▶ TASK PROMPT:
Search the data below for the string "this". Extract every line that contains it.

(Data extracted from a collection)
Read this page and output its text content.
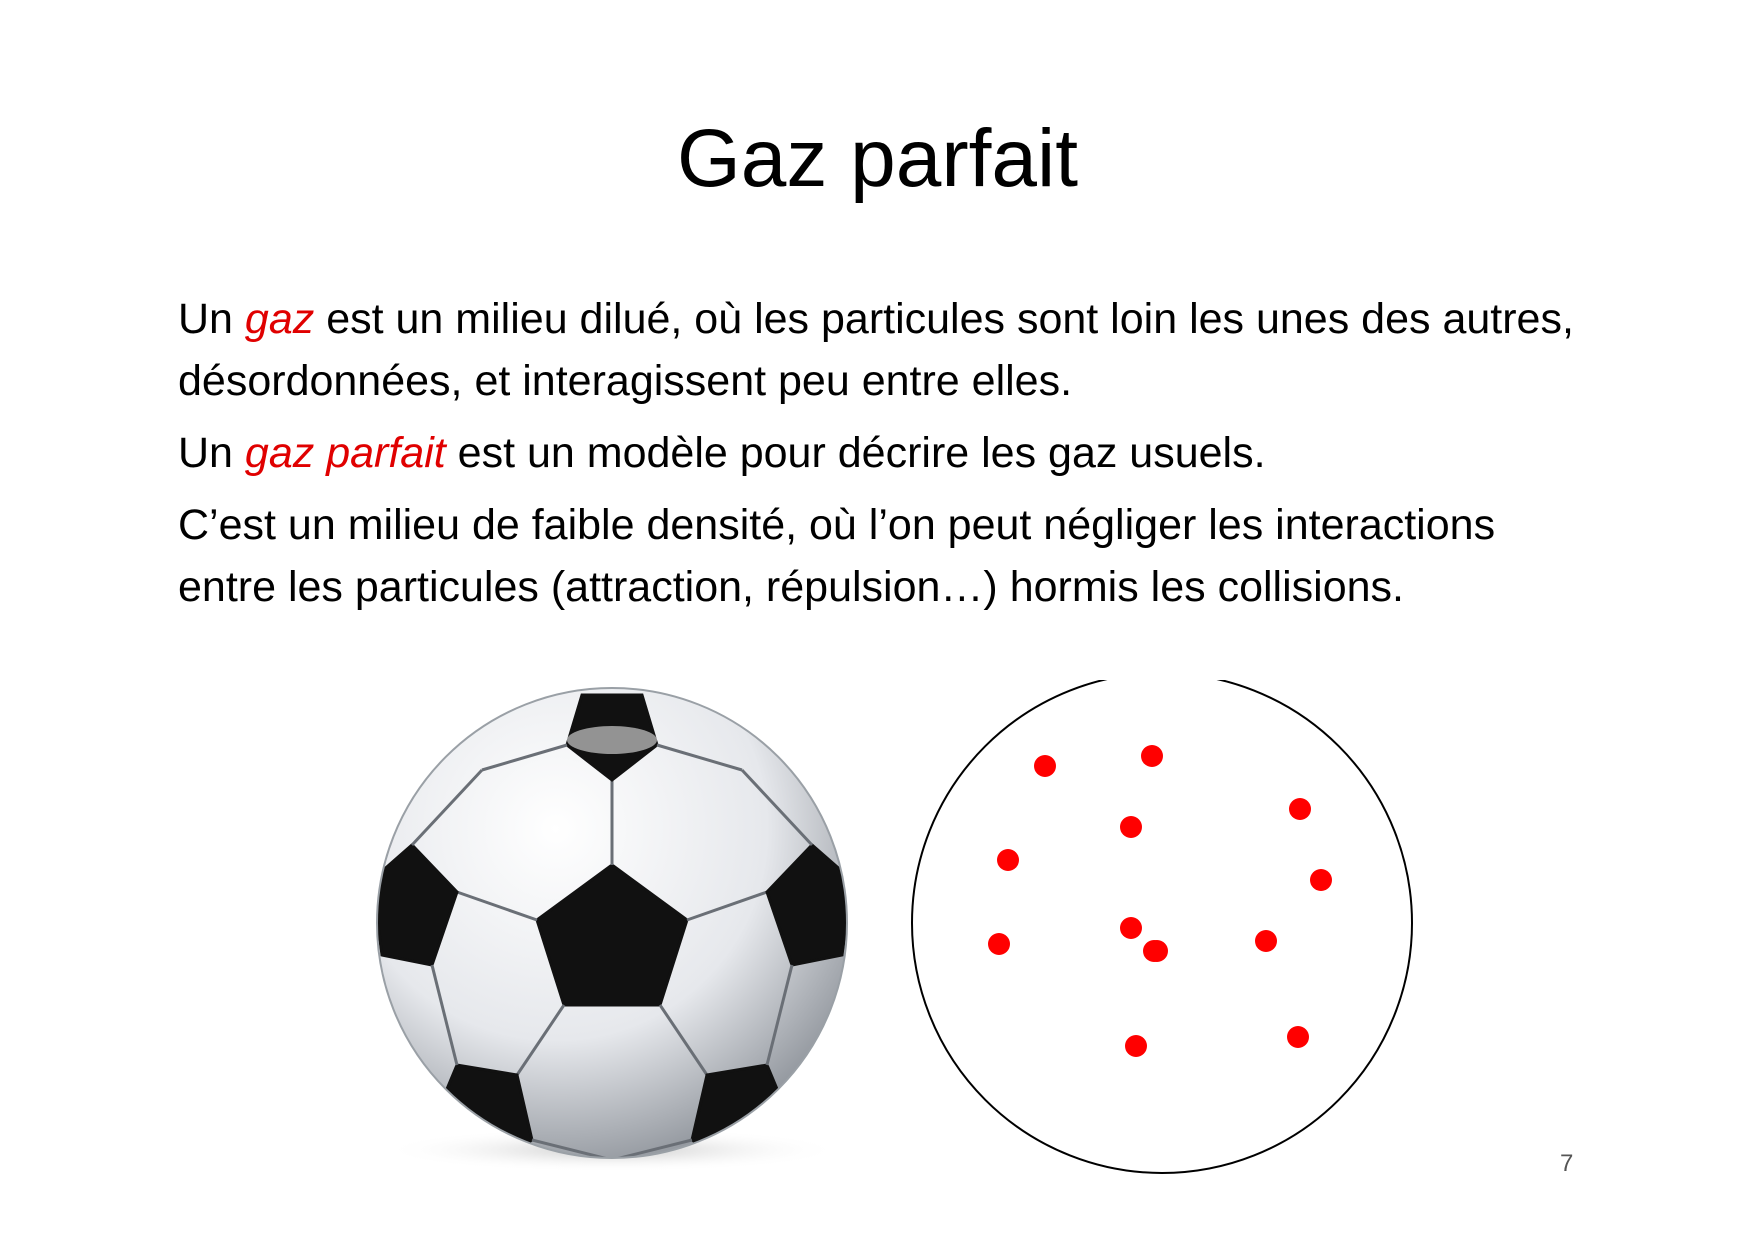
Gaz parfait

Un gaz est un milieu dilué, où les particules sont loin les unes des autres, désordonnées, et interagissent peu entre elles.

Un gaz parfait est un modèle pour décrire les gaz usuels.

C’est un milieu de faible densité, où l’on peut négliger les interactions entre les particules (attraction, répulsion…) hormis les collisions.

7
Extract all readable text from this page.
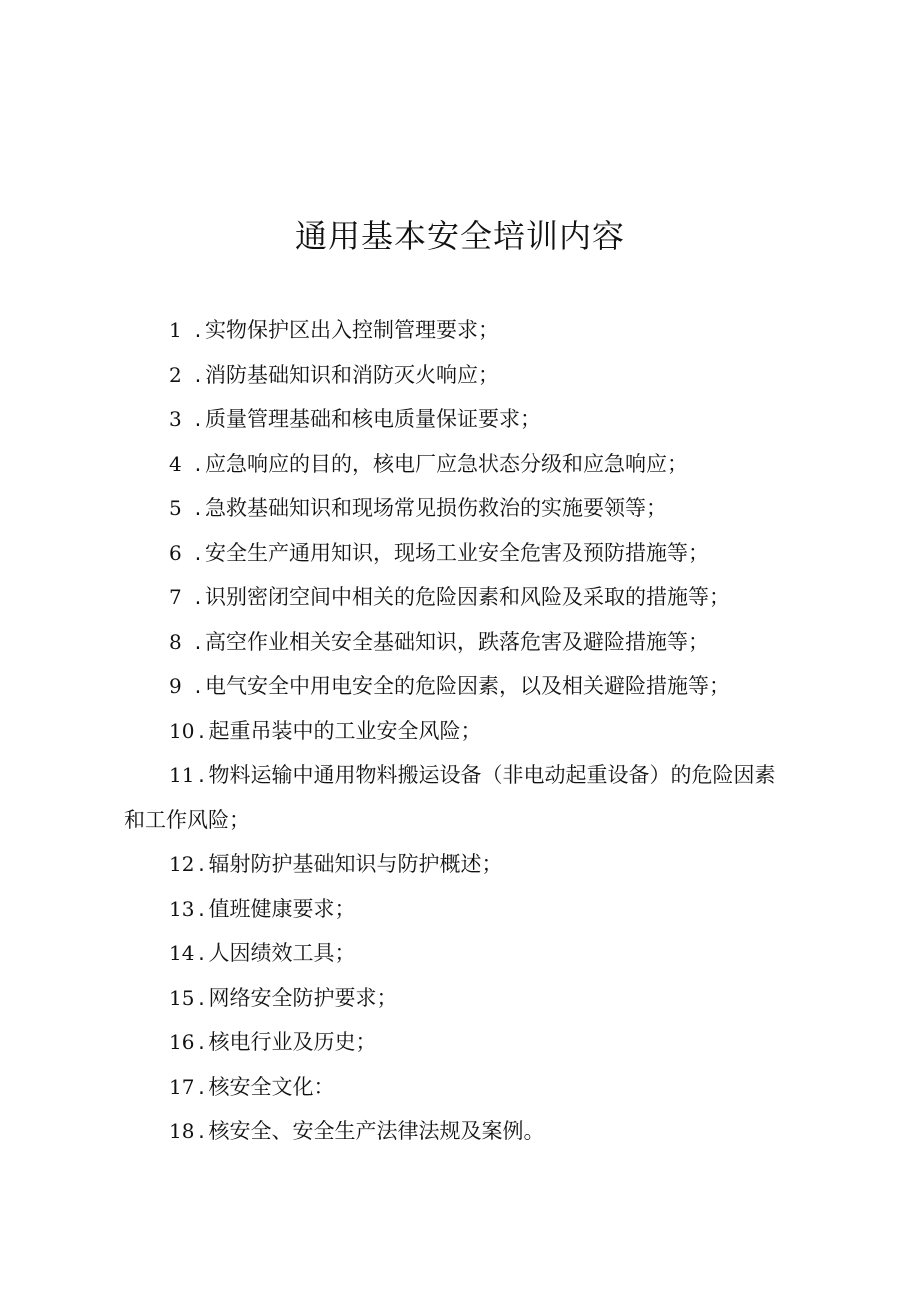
通用基本安全培训内容
1 . 实物保护区出入控制管理要求；
2 . 消防基础知识和消防灭火响应；
3 . 质量管理基础和核电质量保证要求；
4 . 应急响应的目的，核电厂应急状态分级和应急响应；
5 . 急救基础知识和现场常见损伤救治的实施要领等；
6 . 安全生产通用知识，现场工业安全危害及预防措施等；
7 . 识别密闭空间中相关的危险因素和风险及采取的措施等；
8 . 高空作业相关安全基础知识，跌落危害及避险措施等；
9 . 电气安全中用电安全的危险因素，以及相关避险措施等；
10 . 起重吊装中的工业安全风险；
11 . 物料运输中通用物料搬运设备（非电动起重设备）的危险因素和工作风险；
12 . 辐射防护基础知识与防护概述；
13 . 值班健康要求；
14 . 人因绩效工具；
15 . 网络安全防护要求；
16 . 核电行业及历史；
17 . 核安全文化：
18 . 核安全、安全生产法律法规及案例。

▶ OUTPUT OF THE TASK:
Read this page and output its text content.
Extract all readable text from this page.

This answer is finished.